Items from a dataset:
##############################

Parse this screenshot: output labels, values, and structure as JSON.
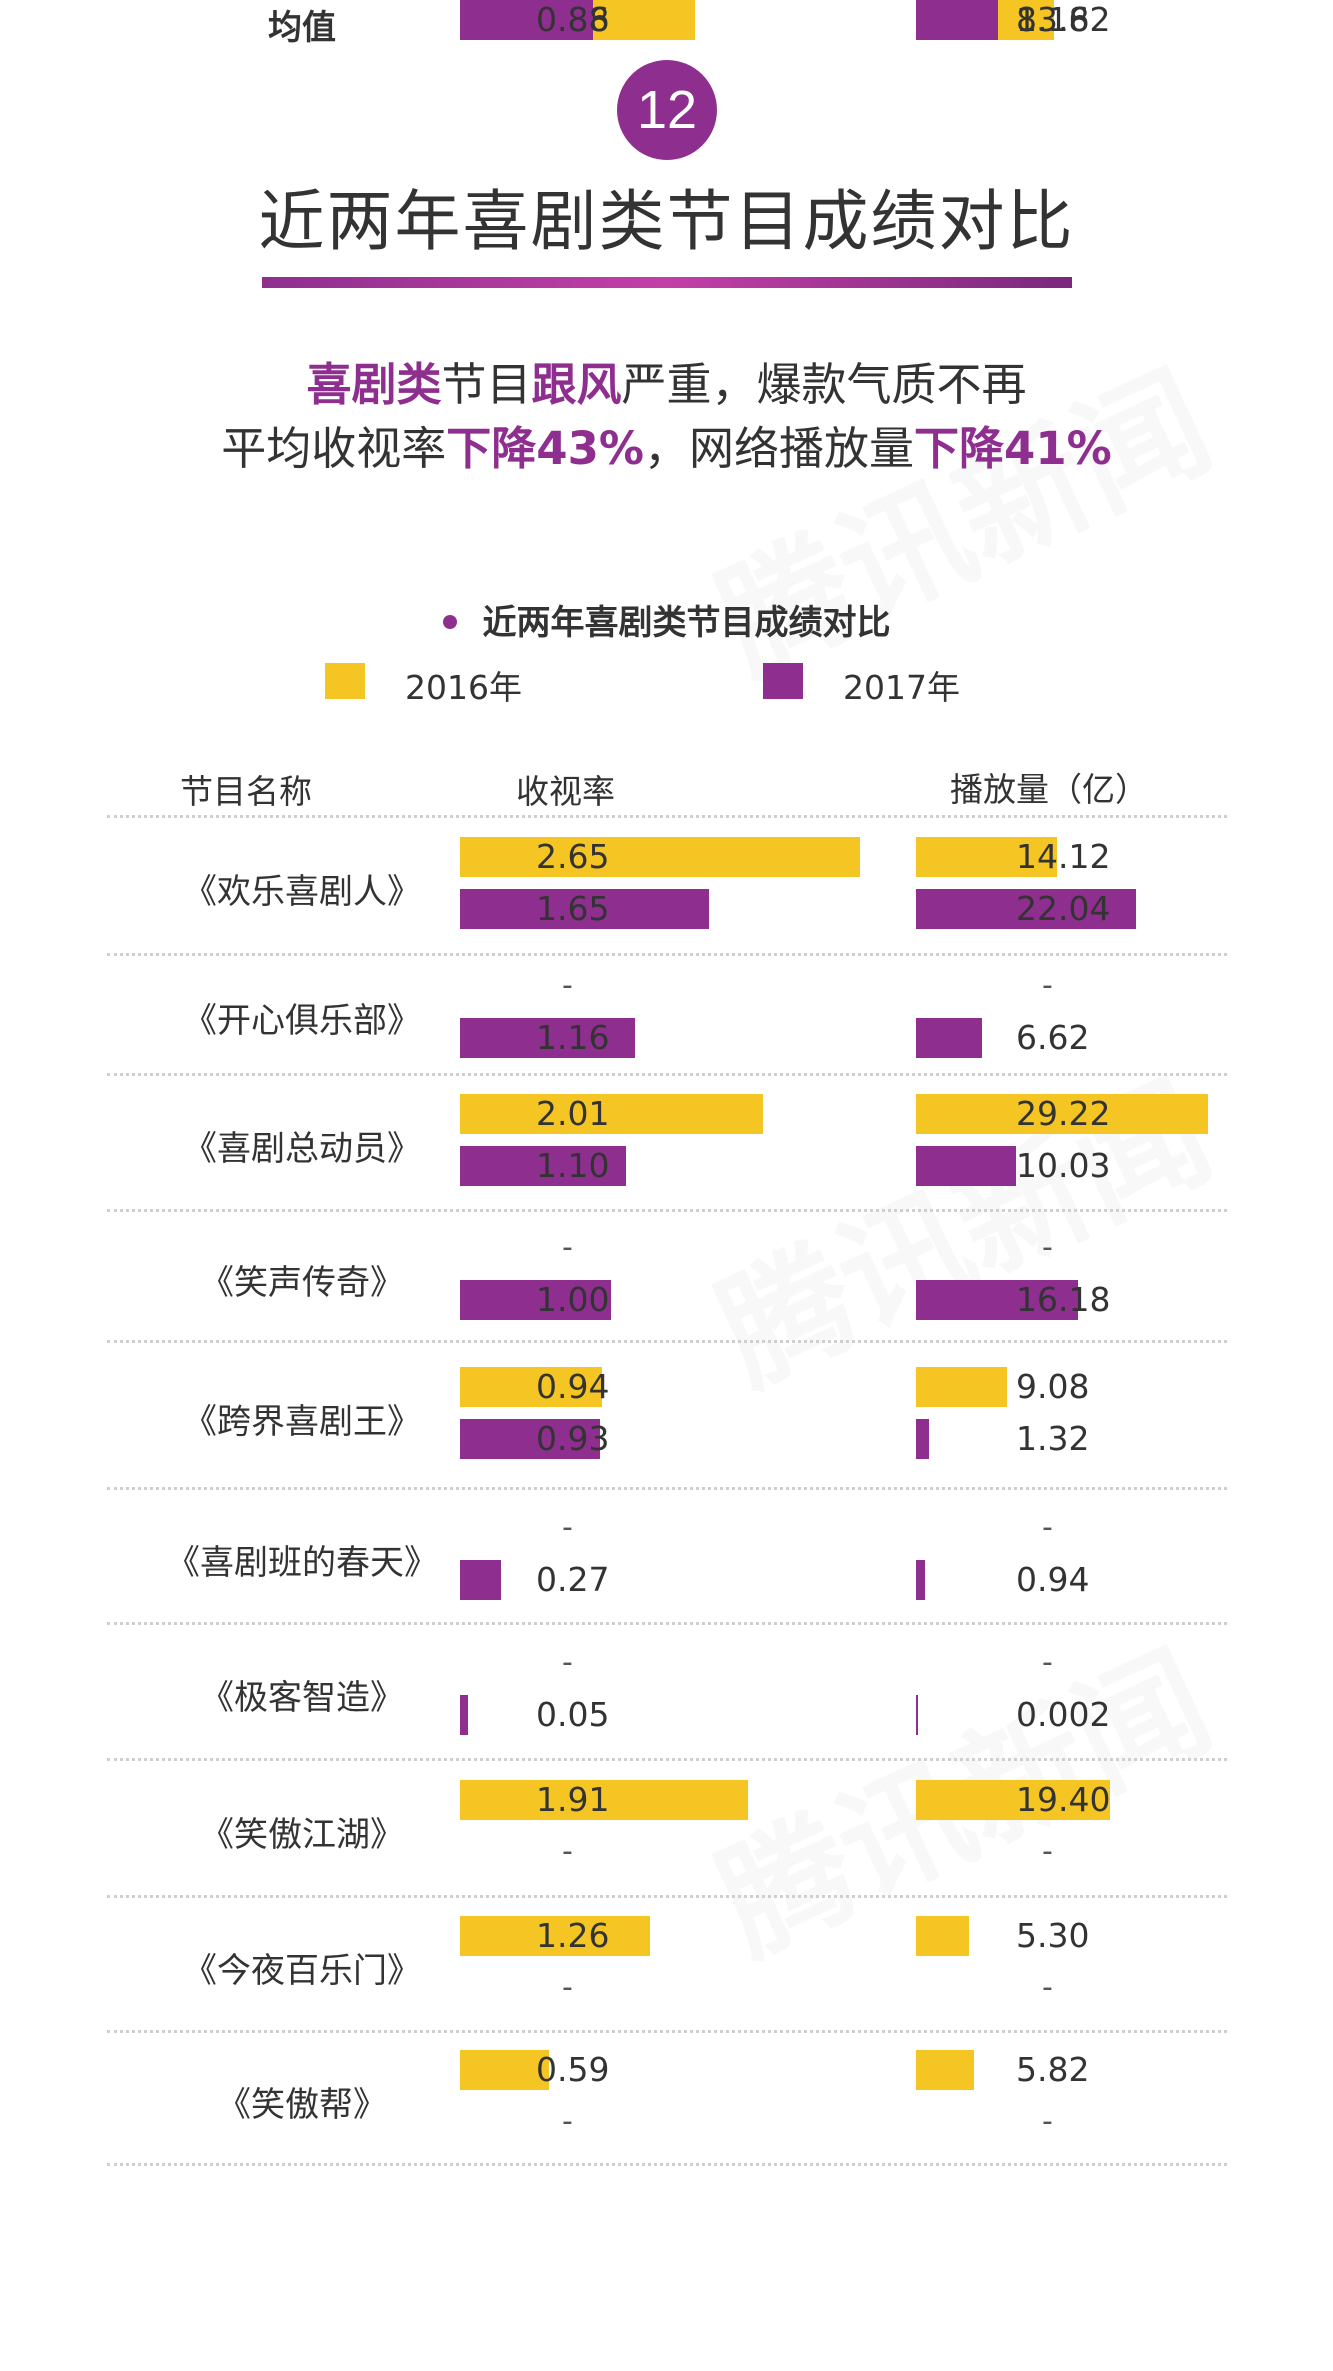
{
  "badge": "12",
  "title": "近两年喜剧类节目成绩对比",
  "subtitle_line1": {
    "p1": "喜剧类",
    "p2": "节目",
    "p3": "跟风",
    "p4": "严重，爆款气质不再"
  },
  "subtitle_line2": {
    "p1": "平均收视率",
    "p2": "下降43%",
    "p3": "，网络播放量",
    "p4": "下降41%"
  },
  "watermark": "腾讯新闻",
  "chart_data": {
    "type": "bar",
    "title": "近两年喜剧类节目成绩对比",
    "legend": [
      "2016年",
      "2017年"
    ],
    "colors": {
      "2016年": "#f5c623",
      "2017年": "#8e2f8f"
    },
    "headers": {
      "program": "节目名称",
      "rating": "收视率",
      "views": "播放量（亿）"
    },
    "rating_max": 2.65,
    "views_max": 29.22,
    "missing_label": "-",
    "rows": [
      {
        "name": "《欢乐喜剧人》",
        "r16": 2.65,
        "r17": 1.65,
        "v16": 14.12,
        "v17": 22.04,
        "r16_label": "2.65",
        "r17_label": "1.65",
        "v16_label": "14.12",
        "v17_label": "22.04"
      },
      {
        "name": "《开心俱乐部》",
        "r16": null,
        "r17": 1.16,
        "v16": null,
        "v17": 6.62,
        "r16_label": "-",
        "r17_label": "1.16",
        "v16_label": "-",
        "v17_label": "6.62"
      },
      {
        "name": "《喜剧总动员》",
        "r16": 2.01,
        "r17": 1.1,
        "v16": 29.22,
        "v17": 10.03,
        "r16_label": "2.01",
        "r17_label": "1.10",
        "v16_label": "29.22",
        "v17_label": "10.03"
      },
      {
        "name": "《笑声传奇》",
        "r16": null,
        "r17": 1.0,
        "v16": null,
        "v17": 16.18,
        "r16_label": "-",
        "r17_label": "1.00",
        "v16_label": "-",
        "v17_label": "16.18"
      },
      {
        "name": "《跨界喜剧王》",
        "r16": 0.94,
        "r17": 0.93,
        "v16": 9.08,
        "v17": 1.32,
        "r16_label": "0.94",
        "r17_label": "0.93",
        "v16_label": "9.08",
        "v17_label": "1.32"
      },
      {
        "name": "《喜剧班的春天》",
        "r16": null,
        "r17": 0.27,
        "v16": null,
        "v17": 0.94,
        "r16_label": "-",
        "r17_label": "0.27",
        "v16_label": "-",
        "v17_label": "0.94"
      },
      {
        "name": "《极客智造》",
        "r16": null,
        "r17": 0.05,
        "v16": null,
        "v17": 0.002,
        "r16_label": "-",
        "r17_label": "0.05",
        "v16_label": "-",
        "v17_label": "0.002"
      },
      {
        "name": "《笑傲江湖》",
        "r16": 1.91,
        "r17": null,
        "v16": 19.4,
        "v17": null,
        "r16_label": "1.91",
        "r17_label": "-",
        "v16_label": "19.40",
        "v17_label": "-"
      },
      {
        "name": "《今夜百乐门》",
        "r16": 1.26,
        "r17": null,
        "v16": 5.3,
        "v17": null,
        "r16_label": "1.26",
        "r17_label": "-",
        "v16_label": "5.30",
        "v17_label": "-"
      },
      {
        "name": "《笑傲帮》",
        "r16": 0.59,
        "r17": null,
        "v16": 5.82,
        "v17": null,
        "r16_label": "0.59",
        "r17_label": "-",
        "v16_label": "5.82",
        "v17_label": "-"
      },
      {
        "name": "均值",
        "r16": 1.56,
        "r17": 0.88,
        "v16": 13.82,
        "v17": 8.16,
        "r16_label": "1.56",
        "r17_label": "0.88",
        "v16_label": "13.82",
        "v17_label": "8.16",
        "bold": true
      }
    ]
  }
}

##############################

> **CHALLENGE**:
From the entries, copy out each line containing the word "近两年喜剧类节目成绩对比".

> **THE ANSWER**:
  "title": "近两年喜剧类节目成绩对比",
    "title": "近两年喜剧类节目成绩对比",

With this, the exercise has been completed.